[START THE DATA]

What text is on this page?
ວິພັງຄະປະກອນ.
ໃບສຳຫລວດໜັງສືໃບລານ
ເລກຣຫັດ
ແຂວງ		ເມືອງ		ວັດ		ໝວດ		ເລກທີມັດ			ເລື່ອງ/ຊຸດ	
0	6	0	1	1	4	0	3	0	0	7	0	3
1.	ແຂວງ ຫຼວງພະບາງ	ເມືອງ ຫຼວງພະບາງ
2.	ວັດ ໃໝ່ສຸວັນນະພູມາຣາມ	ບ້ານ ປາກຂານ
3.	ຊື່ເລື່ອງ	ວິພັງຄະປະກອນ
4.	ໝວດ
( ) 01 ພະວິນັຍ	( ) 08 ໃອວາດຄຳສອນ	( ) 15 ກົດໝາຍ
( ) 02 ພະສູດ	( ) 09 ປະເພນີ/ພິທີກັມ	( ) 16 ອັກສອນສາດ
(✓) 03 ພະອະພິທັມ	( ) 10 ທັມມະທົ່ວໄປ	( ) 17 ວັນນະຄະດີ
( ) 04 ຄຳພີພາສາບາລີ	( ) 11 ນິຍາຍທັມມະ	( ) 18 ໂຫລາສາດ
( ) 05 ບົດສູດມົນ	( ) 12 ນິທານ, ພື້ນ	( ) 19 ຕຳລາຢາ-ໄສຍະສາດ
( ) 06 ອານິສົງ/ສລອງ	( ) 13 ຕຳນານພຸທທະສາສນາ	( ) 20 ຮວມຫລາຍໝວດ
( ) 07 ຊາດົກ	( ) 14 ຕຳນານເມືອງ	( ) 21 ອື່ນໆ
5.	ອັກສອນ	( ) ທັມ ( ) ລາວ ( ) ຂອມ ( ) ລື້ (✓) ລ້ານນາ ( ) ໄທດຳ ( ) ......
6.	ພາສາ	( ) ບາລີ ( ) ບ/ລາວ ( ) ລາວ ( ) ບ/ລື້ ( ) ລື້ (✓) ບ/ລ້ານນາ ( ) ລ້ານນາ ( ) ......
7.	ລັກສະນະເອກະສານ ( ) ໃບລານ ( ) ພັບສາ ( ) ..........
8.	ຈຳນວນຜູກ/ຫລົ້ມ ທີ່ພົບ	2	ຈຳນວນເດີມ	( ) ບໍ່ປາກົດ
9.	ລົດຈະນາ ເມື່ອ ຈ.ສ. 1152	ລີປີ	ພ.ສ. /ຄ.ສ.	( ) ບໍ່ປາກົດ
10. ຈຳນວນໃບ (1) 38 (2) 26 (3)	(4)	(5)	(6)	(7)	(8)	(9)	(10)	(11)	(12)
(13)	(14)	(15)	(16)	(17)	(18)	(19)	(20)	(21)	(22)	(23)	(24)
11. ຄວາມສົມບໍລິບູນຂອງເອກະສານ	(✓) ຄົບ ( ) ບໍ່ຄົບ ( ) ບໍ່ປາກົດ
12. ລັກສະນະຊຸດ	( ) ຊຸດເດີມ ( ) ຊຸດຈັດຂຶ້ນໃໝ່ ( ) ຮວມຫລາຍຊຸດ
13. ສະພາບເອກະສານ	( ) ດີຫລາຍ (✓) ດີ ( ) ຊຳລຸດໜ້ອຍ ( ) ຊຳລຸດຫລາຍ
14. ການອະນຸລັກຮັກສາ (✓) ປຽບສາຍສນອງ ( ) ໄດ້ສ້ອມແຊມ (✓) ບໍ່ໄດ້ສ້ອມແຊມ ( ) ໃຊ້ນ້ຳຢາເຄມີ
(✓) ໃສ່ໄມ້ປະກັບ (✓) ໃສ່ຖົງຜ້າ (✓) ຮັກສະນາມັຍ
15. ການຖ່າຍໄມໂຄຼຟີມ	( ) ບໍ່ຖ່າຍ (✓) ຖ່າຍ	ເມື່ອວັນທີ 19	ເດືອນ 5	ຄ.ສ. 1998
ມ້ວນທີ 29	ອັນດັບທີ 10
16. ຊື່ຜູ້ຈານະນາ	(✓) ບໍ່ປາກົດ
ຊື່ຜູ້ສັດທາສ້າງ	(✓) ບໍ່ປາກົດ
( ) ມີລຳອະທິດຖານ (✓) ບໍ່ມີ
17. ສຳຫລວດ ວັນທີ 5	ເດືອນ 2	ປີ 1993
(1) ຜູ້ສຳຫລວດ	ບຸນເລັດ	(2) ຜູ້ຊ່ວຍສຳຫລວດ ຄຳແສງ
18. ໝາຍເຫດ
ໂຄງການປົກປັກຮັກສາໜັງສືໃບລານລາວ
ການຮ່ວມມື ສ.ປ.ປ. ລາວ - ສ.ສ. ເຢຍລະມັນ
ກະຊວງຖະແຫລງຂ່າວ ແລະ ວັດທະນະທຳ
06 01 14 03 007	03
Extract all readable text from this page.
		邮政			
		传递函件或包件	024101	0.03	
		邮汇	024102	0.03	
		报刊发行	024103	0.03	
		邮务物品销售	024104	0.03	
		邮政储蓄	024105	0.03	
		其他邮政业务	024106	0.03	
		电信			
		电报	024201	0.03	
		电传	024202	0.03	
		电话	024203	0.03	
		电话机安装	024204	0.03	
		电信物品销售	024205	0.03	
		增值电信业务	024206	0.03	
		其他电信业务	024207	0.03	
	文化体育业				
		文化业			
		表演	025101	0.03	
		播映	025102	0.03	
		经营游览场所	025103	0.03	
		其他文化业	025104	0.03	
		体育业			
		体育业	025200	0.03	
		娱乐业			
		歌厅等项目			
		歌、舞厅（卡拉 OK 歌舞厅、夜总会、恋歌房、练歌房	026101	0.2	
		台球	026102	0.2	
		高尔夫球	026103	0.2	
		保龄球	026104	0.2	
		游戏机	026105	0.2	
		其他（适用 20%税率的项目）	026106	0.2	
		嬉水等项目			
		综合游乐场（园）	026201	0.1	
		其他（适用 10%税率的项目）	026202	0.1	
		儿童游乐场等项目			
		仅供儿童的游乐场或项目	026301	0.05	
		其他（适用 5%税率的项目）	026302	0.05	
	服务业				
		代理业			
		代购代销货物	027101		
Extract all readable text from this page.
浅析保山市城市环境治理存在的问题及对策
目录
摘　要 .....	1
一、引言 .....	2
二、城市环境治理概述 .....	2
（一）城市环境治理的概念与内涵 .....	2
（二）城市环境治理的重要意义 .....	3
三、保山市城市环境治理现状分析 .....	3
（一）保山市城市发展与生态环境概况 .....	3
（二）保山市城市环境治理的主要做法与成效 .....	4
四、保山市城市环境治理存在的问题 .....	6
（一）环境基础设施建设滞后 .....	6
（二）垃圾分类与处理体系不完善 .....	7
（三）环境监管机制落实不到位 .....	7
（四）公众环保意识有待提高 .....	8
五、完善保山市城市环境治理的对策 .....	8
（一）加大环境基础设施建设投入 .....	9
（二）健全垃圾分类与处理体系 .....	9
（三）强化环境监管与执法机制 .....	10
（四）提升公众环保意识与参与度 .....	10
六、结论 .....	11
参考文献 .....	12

[END THE DATA]

PROBLEM DETAILS.
In the entries above, find lines with "ານນາ" and copy each.

RESULT OF THIS TASK.
5.	ອັກສອນ	( ) ທັມ ( ) ລາວ ( ) ຂອມ ( ) ລື້ (✓) ລ້ານນາ ( ) ໄທດຳ ( ) ......
6.	ພາສາ	( ) ບາລີ ( ) ບ/ລາວ ( ) ລາວ ( ) ບ/ລື້ ( ) ລື້ (✓) ບ/ລ້ານນາ ( ) ລ້ານນາ ( ) ......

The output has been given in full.